◆ **What you are asked to do**
Identify each line below containing the string "Input" and copy it.

◆ **Data shown**
— Start —

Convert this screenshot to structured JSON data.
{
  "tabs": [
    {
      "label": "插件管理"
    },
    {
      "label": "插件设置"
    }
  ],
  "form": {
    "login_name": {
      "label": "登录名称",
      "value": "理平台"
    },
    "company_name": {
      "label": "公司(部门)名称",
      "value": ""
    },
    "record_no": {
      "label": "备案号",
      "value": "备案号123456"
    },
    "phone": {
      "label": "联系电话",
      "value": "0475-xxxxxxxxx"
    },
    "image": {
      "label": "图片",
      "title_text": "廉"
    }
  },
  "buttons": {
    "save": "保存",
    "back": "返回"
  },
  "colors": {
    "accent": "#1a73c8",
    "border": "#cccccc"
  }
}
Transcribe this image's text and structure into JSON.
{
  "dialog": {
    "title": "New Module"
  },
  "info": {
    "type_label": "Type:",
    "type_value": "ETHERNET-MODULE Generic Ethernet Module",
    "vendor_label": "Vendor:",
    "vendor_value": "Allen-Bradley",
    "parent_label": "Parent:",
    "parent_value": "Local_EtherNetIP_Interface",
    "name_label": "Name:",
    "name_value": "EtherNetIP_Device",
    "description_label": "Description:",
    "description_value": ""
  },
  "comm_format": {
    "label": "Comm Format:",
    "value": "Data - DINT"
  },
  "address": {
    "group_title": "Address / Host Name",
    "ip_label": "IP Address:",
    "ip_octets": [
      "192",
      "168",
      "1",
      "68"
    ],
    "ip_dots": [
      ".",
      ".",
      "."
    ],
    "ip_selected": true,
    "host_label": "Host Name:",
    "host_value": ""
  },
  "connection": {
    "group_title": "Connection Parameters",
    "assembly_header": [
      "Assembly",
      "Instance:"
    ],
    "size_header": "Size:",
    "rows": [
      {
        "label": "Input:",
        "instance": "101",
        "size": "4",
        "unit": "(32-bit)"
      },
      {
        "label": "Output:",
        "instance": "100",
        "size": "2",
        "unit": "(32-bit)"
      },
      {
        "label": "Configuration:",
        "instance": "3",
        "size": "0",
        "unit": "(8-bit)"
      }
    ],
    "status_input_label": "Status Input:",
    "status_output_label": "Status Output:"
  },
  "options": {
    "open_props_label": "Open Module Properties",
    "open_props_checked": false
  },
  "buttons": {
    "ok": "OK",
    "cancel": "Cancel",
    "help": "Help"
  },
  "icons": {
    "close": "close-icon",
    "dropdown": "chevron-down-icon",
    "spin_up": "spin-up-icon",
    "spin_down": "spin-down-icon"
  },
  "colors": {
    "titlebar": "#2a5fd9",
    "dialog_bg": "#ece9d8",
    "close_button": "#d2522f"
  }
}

— End —

◆ **Answer to the exercise**
        "label": "Input:",
    "status_input_label": "Status Input:",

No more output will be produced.